(Entries from a dataset)
============================================================
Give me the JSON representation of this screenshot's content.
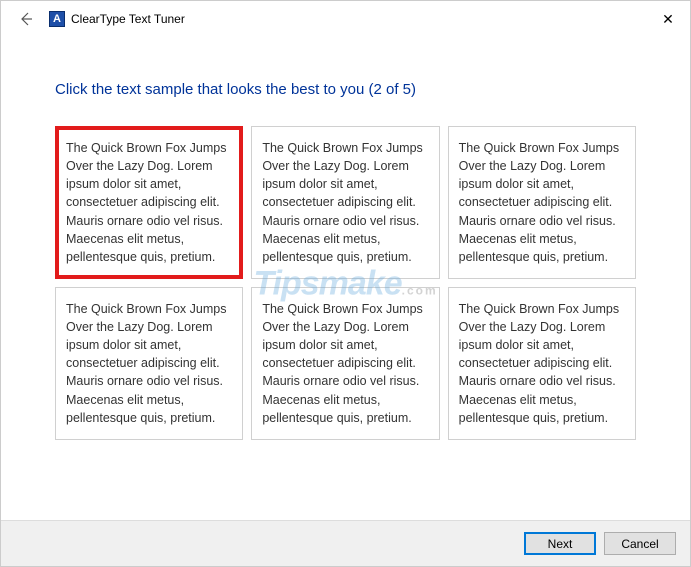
{
  "window": {
    "title": "ClearType Text Tuner",
    "app_icon_letter": "A"
  },
  "heading": "Click the text sample that looks the best to you (2 of 5)",
  "sample_text": "The Quick Brown Fox Jumps Over the Lazy Dog. Lorem ipsum dolor sit amet, consectetuer adipiscing elit. Mauris ornare odio vel risus. Maecenas elit metus, pellentesque quis, pretium.",
  "samples": [
    {
      "selected": true
    },
    {
      "selected": false
    },
    {
      "selected": false
    },
    {
      "selected": false
    },
    {
      "selected": false
    },
    {
      "selected": false
    }
  ],
  "footer": {
    "next": "Next",
    "cancel": "Cancel"
  },
  "watermark": {
    "main": "Tipsmake",
    "sub": ".com"
  }
}
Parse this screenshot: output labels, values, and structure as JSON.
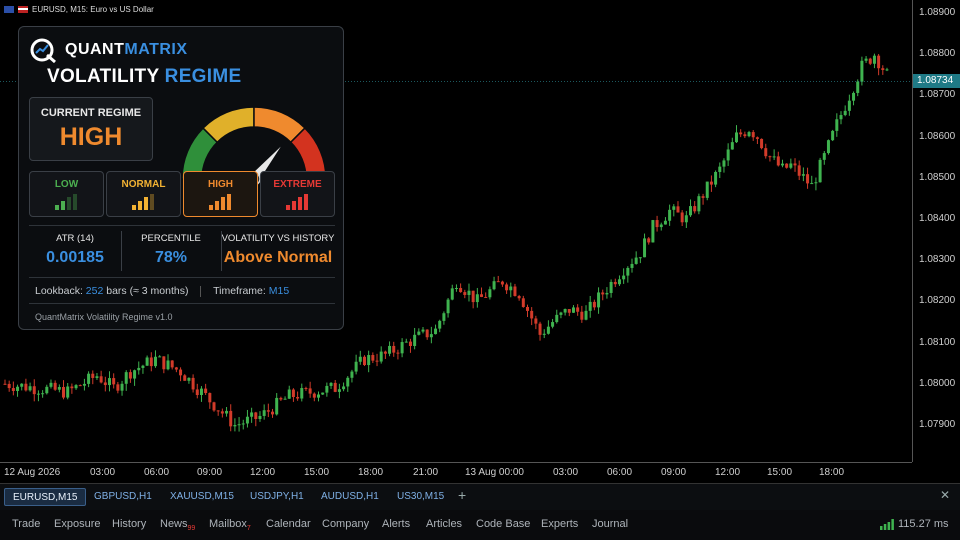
{
  "window_title": "EURUSD, M15: Euro vs US Dollar",
  "price_axis": {
    "ticks": [
      "1.08900",
      "1.08800",
      "1.08700",
      "1.08600",
      "1.08500",
      "1.08400",
      "1.08300",
      "1.08200",
      "1.08100",
      "1.08000",
      "1.07900"
    ],
    "tick_values": [
      1.089,
      1.088,
      1.087,
      1.086,
      1.085,
      1.084,
      1.083,
      1.082,
      1.081,
      1.08,
      1.079
    ],
    "current_price": "1.08734",
    "current_value": 1.08734
  },
  "time_axis": [
    "12 Aug 2026",
    "03:00",
    "06:00",
    "09:00",
    "12:00",
    "15:00",
    "18:00",
    "21:00",
    "13 Aug 00:00",
    "03:00",
    "06:00",
    "09:00",
    "12:00",
    "15:00",
    "18:00"
  ],
  "colors": {
    "bull": "#3fb34f",
    "bear": "#d23b2a",
    "accent": "#3a8fe0",
    "high": "#ef8a2e",
    "price_line": "#2c8c96"
  },
  "panel": {
    "brand_a": "QUANT",
    "brand_b": "MATRIX",
    "title_a": "VOLATILITY",
    "title_b": "REGIME",
    "current_label": "CURRENT REGIME",
    "current_value": "HIGH",
    "gauge_needle_fraction": 0.72,
    "regimes": [
      {
        "label": "LOW",
        "color": "#4caf50"
      },
      {
        "label": "NORMAL",
        "color": "#f2b233"
      },
      {
        "label": "HIGH",
        "color": "#ef8a2e"
      },
      {
        "label": "EXTREME",
        "color": "#e53935"
      }
    ],
    "stats": [
      {
        "label": "ATR (14)",
        "value": "0.00185",
        "color": "#3a8fe0"
      },
      {
        "label": "PERCENTILE",
        "value": "78%",
        "color": "#3a8fe0"
      },
      {
        "label": "VOLATILITY VS HISTORY",
        "value": "Above Normal",
        "color": "#ef8a2e"
      }
    ],
    "lookback_prefix": "Lookback: ",
    "lookback_bars": "252",
    "lookback_suffix": " bars (≈ 3 months)",
    "timeframe_prefix": "Timeframe: ",
    "timeframe_value": "M15",
    "version": "QuantMatrix Volatility Regime v1.0"
  },
  "tabs": [
    {
      "label": "EURUSD,M15",
      "active": true
    },
    {
      "label": "GBPUSD,H1"
    },
    {
      "label": "XAUUSD,M15"
    },
    {
      "label": "USDJPY,H1"
    },
    {
      "label": "AUDUSD,H1"
    },
    {
      "label": "US30,M15"
    }
  ],
  "tab_add": "+",
  "tab_close": "✕",
  "menu": [
    {
      "label": "Trade"
    },
    {
      "label": "Exposure"
    },
    {
      "label": "History"
    },
    {
      "label": "News",
      "badge": "99"
    },
    {
      "label": "Mailbox",
      "badge": "7"
    },
    {
      "label": "Calendar"
    },
    {
      "label": "Company"
    },
    {
      "label": "Alerts"
    },
    {
      "label": "Articles"
    },
    {
      "label": "Code Base"
    },
    {
      "label": "Experts"
    },
    {
      "label": "Journal"
    }
  ],
  "ping": "115.27 ms"
}
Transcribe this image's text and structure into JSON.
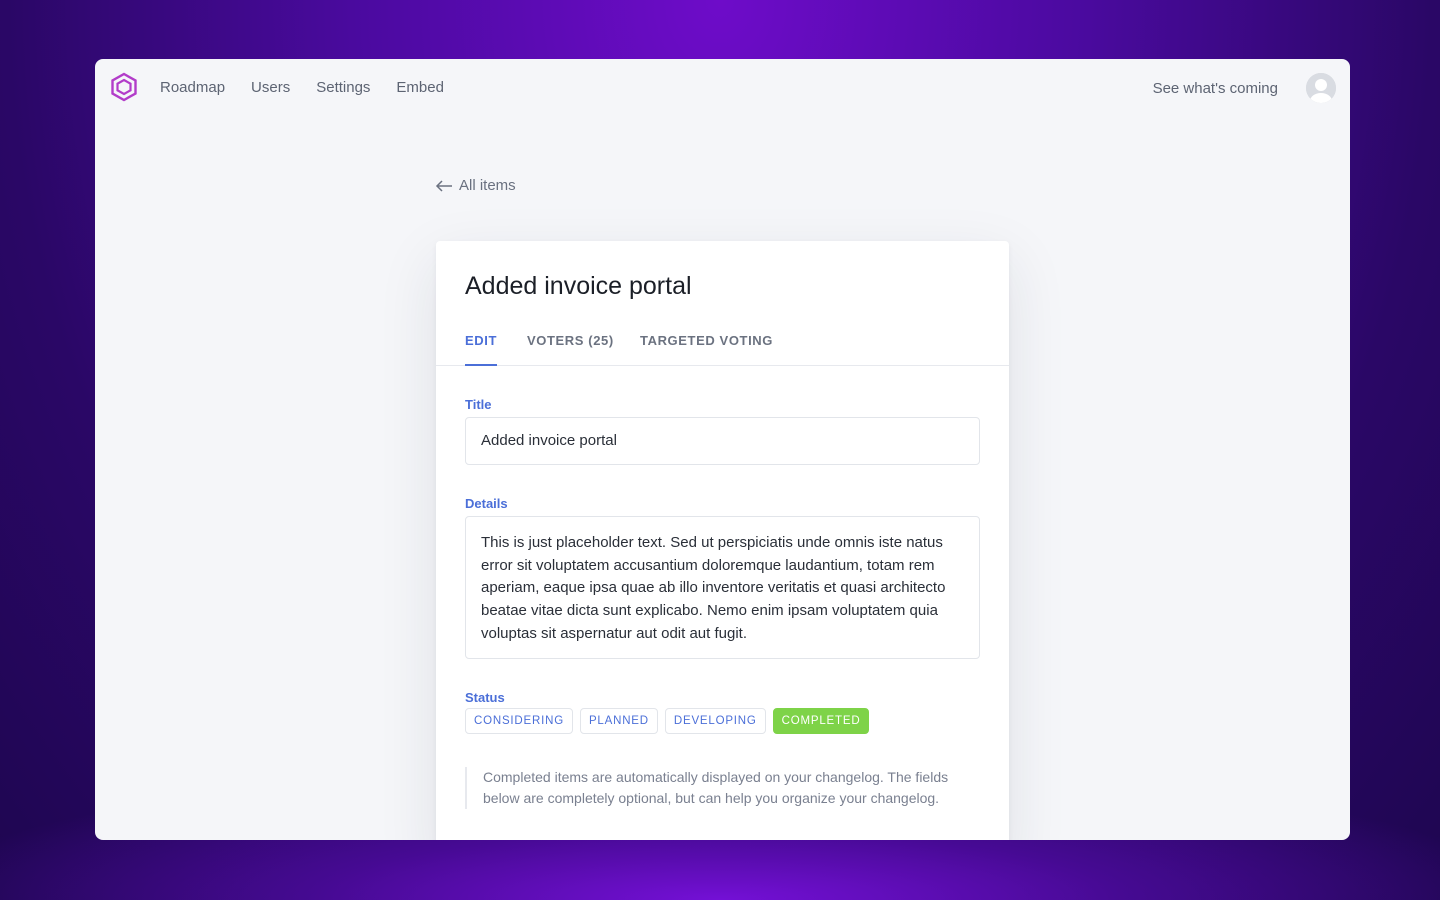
============================================================
*Problem description*
Report how many lines of the entries hold the word "screenshot". Nothing else is needed.

*Response to this exercise*
2